• _The request_
Write out every entry exactly as given, but omit the pictures.

==============================

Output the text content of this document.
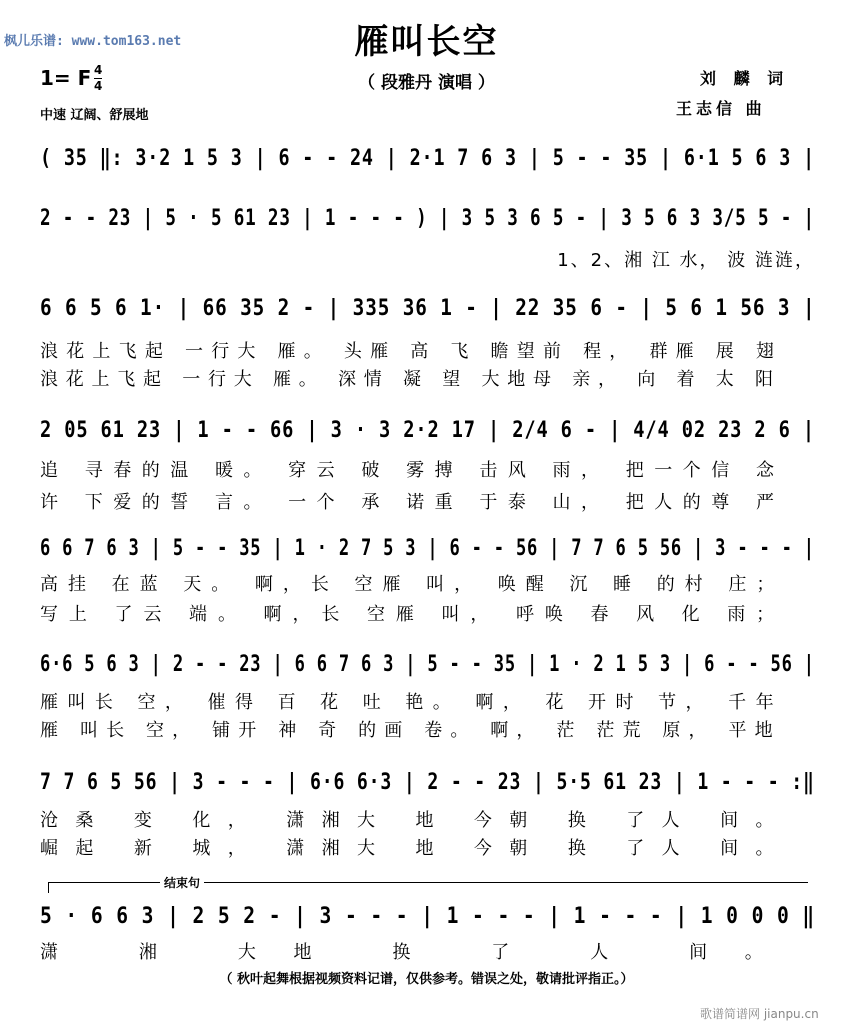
枫儿乐谱: www.tom163.net	雁叫长空
（ 段雅丹 演唱 ）
1= F 4
4
中速 辽阔、舒展地
刘 麟 词
王志信 曲
( 35 ‖: 3·2 1 5 3 | 6 - - 24 | 2·1 7 6 3 | 5 - - 35 | 6·1 5 6 3 |
2 - - 23 | 5 · 5 61 23 | 1 - - - ) | 3 5 3 6 5 - | 3 5 6 3 3/5 5 - |
1、2、湘 江 水， 波 涟涟，
6 6 5 6 1· | 66 35 2 - | 335 36 1 - | 22 35 6 - | 5 6 1 56 3 |
浪花上飞起 一行大 雁。 头雁 高 飞 瞻望前 程， 群雁 展 翅
浪花上飞起 一行大 雁。 深情 凝 望 大地母 亲， 向 着 太 阳
2 05 61 23 | 1 - - 66 | 3 · 3 2·2 17 | 2/4 6 - | 4/4 02 23 2 6 |
追 寻春的温 暖。 穿云 破 雾搏 击风 雨， 把一个信 念
许 下爱的誓 言。 一个 承 诺重 于泰 山， 把人的尊 严
6 6 7 6 3 | 5 - - 35 | 1 · 2 7 5 3 | 6 - - 56 | 7 7 6 5 56 | 3 - - - |
高挂 在蓝 天。 啊，长 空雁 叫， 唤醒 沉 睡 的村 庄；
写上 了云 端。 啊，长 空雁 叫， 呼唤 春 风 化 雨；
6·6 5 6 3 | 2 - - 23 | 6 6 7 6 3 | 5 - - 35 | 1 · 2 1 5 3 | 6 - - 56 |
雁叫长 空， 催得 百 花 吐 艳。 啊， 花 开时 节， 千年
雁 叫长 空， 铺开 神 奇 的画 卷。 啊， 茫 茫荒 原， 平地
7 7 6 5 56 | 3 - - - | 6·6 6·3 | 2 - - 23 | 5·5 61 23 | 1 - - - :‖
沧桑 变 化， 潇湘大 地 今朝 换 了人 间。
崛起 新 城， 潇湘大 地 今朝 换 了人 间。
结束句
5 · 6 6 3 | 2 5 2 - | 3 - - - | 1 - - - | 1 - - - | 1 0 0 0 ‖
潇 湘 大地 换 了 人 间。
（ 秋叶起舞根据视频资料记谱，仅供参考。错误之处，敬请批评指正。）
歌谱简谱网 jianpu.cn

==============================

• _Response to this task_
Output the text content of this document.
枫儿乐谱: www.tom163.net	雁叫长空
（ 段雅丹 演唱 ）
1= F 4
4
中速 辽阔、舒展地
刘 麟 词
王志信 曲
( 35 ‖: 3·2 1 5 3 | 6 - - 24 | 2·1 7 6 3 | 5 - - 35 | 6·1 5 6 3 |
2 - - 23 | 5 · 5 61 23 | 1 - - - ) | 3 5 3 6 5 - | 3 5 6 3 3/5 5 - |
1、2、湘 江 水， 波 涟涟，
6 6 5 6 1· | 66 35 2 - | 335 36 1 - | 22 35 6 - | 5 6 1 56 3 |
浪花上飞起 一行大 雁。 头雁 高 飞 瞻望前 程， 群雁 展 翅
浪花上飞起 一行大 雁。 深情 凝 望 大地母 亲， 向 着 太 阳
2 05 61 23 | 1 - - 66 | 3 · 3 2·2 17 | 2/4 6 - | 4/4 02 23 2 6 |
追 寻春的温 暖。 穿云 破 雾搏 击风 雨， 把一个信 念
许 下爱的誓 言。 一个 承 诺重 于泰 山， 把人的尊 严
6 6 7 6 3 | 5 - - 35 | 1 · 2 7 5 3 | 6 - - 56 | 7 7 6 5 56 | 3 - - - |
高挂 在蓝 天。 啊，长 空雁 叫， 唤醒 沉 睡 的村 庄；
写上 了云 端。 啊，长 空雁 叫， 呼唤 春 风 化 雨；
6·6 5 6 3 | 2 - - 23 | 6 6 7 6 3 | 5 - - 35 | 1 · 2 1 5 3 | 6 - - 56 |
雁叫长 空， 催得 百 花 吐 艳。 啊， 花 开时 节， 千年
雁 叫长 空， 铺开 神 奇 的画 卷。 啊， 茫 茫荒 原， 平地
7 7 6 5 56 | 3 - - - | 6·6 6·3 | 2 - - 23 | 5·5 61 23 | 1 - - - :‖
沧桑 变 化， 潇湘大 地 今朝 换 了人 间。
崛起 新 城， 潇湘大 地 今朝 换 了人 间。
结束句
5 · 6 6 3 | 2 5 2 - | 3 - - - | 1 - - - | 1 - - - | 1 0 0 0 ‖
潇 湘 大地 换 了 人 间。
（ 秋叶起舞根据视频资料记谱，仅供参考。错误之处，敬请批评指正。）
歌谱简谱网 jianpu.cn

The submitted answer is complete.